### Input:
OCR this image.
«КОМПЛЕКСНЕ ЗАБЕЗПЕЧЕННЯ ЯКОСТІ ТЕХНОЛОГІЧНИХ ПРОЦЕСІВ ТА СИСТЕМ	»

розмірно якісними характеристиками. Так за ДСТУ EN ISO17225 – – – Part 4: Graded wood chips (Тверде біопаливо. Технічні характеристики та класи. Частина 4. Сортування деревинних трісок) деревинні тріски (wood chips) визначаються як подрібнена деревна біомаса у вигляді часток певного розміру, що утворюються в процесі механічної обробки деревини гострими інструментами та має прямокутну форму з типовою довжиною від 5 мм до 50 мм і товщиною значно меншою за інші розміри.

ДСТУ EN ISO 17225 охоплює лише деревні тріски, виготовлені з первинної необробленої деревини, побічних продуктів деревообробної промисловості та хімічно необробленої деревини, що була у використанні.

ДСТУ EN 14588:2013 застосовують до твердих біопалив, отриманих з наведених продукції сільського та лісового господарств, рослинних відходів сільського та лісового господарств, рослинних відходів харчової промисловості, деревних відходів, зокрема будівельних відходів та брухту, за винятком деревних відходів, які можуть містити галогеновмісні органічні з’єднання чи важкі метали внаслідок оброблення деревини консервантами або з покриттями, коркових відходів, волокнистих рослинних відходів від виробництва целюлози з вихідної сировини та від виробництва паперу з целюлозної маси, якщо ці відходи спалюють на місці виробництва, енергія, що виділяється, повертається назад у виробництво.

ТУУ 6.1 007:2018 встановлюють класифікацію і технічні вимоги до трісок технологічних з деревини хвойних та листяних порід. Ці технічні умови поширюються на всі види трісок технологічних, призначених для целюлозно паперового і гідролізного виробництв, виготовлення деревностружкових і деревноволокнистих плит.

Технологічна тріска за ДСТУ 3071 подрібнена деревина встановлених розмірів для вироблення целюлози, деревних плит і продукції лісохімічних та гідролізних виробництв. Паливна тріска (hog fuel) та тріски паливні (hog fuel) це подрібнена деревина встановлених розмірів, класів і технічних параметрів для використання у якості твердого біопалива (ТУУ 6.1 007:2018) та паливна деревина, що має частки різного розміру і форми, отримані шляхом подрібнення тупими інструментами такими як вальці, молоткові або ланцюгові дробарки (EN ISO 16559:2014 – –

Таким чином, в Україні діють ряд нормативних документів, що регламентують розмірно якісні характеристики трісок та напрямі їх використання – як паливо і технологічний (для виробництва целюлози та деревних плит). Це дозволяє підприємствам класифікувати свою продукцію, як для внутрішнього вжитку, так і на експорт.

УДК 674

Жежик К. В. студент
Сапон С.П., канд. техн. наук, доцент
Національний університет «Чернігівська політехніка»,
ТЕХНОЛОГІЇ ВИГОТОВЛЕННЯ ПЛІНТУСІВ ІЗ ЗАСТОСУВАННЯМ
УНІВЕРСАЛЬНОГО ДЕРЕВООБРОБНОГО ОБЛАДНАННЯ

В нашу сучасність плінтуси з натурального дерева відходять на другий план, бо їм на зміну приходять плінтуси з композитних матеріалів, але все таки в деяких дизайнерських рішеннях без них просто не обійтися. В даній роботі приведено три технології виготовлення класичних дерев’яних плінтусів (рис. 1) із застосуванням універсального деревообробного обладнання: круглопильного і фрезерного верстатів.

### Prompt:
State how many lines of the records above contain the word "промисловості", and give only that number.

### Solution to the problem:
2